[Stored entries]

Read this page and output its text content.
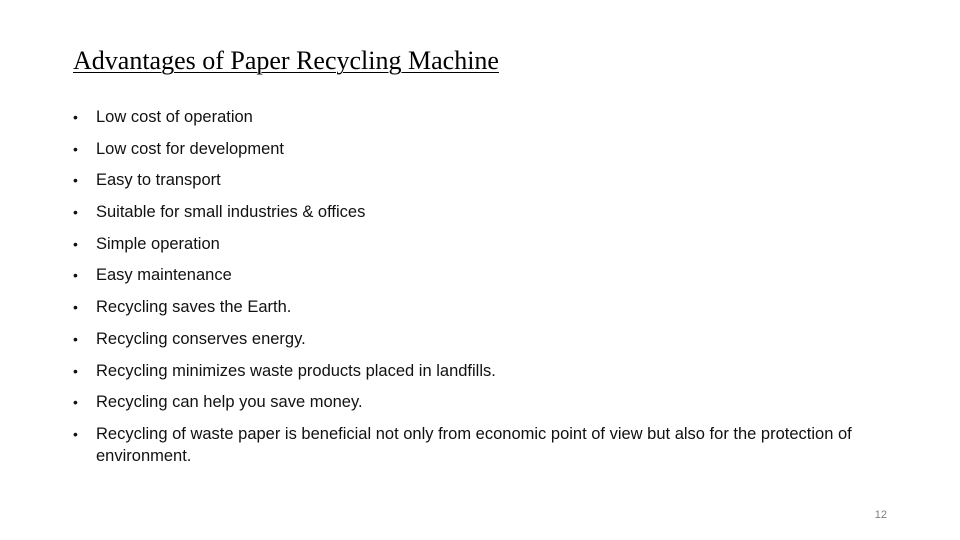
Advantages of Paper Recycling Machine
•	Low cost of operation
•	Low cost for development
•	Easy to transport
•	Suitable for small industries & offices
•	Simple operation
•	Easy maintenance
•	Recycling saves the Earth.
•	Recycling conserves energy.
•	Recycling minimizes waste products placed in landfills.
•	Recycling can help you save money.
•	Recycling of waste paper is beneficial not only from economic point of view but also for the protection of environment.
12
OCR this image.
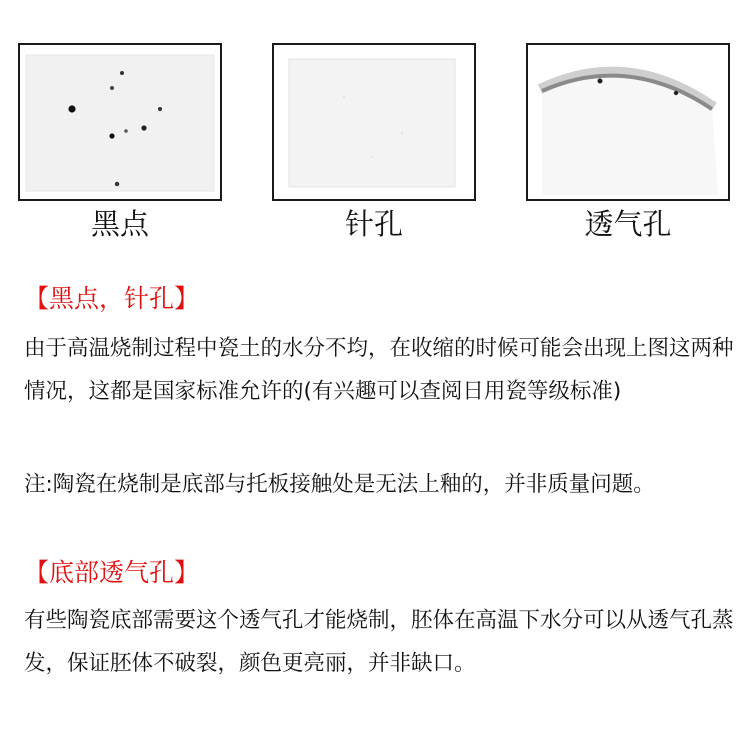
黑点	针孔	透气孔
【黑点，针孔】

由于高温烧制过程中瓷土的水分不均，在收缩的时候可能会出现上图这两种情况，这都是国家标准允许的(有兴趣可以查阅日用瓷等级标准)

注:陶瓷在烧制是底部与托板接触处是无法上釉的，并非质量问题。

【底部透气孔】

有些陶瓷底部需要这个透气孔才能烧制，胚体在高温下水分可以从透气孔蒸发，保证胚体不破裂，颜色更亮丽，并非缺口。
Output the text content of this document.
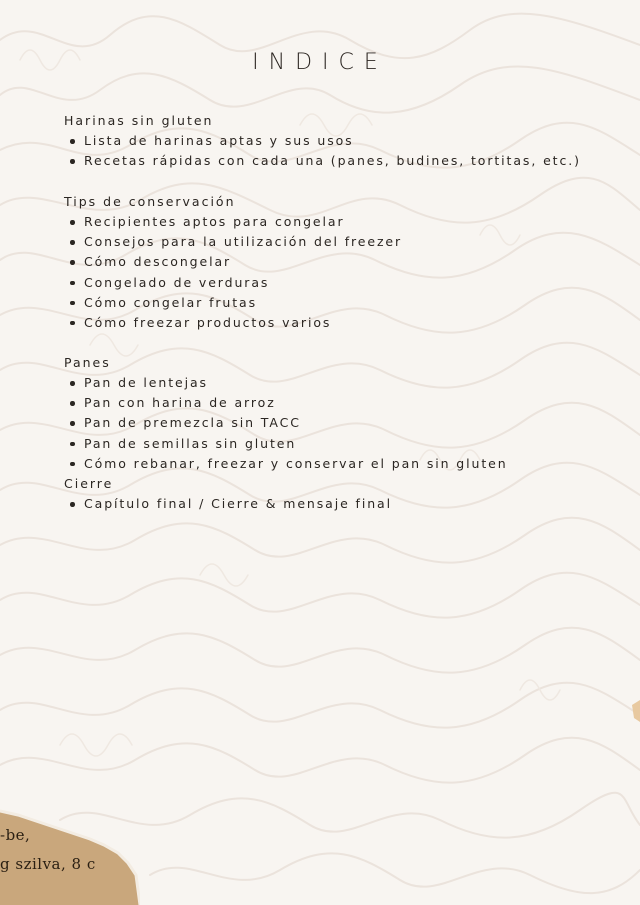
-be,
g szilva, 8 c
INDICE
Harinas sin gluten
Lista de harinas aptas y sus usos
Recetas rápidas con cada una (panes, budines, tortitas, etc.)
Tips de conservación
Recipientes aptos para congelar
Consejos para la utilización del freezer
Cómo descongelar
Congelado de verduras
Cómo congelar frutas
Cómo freezar productos varios
Panes
Pan de lentejas
Pan con harina de arroz
Pan de premezcla sin TACC
Pan de semillas sin gluten
Cómo rebanar, freezar y conservar el pan sin gluten
Cierre
Capítulo final / Cierre & mensaje final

**SHORT EXERCISE**
Reproduce the whole listing word for word, setting aside any pictures.

**THE COMPLETED TASK**
Read this page and output its text content.
Advantages of Paper Recycling Machine
•	Low cost of operation
•	Low cost for development
•	Easy to transport
•	Suitable for small industries & offices
•	Simple operation
•	Easy maintenance
•	Recycling saves the Earth.
•	Recycling conserves energy.
•	Recycling minimizes waste products placed in landfills.
•	Recycling can help you save money.
•	Recycling of waste paper is beneficial not only from economic point of view but also for the protection of environment.
12
OCR this image.
黑点	针孔	透气孔
【黑点，针孔】

由于高温烧制过程中瓷土的水分不均，在收缩的时候可能会出现上图这两种情况，这都是国家标准允许的(有兴趣可以查阅日用瓷等级标准)

注:陶瓷在烧制是底部与托板接触处是无法上釉的，并非质量问题。

【底部透气孔】

有些陶瓷底部需要这个透气孔才能烧制，胚体在高温下水分可以从透气孔蒸发，保证胚体不破裂，颜色更亮丽，并非缺口。
Output the text content of this document.
-be,
g szilva, 8 c
INDICE
Harinas sin gluten
Lista de harinas aptas y sus usos
Recetas rápidas con cada una (panes, budines, tortitas, etc.)
Tips de conservación
Recipientes aptos para congelar
Consejos para la utilización del freezer
Cómo descongelar
Congelado de verduras
Cómo congelar frutas
Cómo freezar productos varios
Panes
Pan de lentejas
Pan con harina de arroz
Pan de premezcla sin TACC
Pan de semillas sin gluten
Cómo rebanar, freezar y conservar el pan sin gluten
Cierre
Capítulo final / Cierre & mensaje final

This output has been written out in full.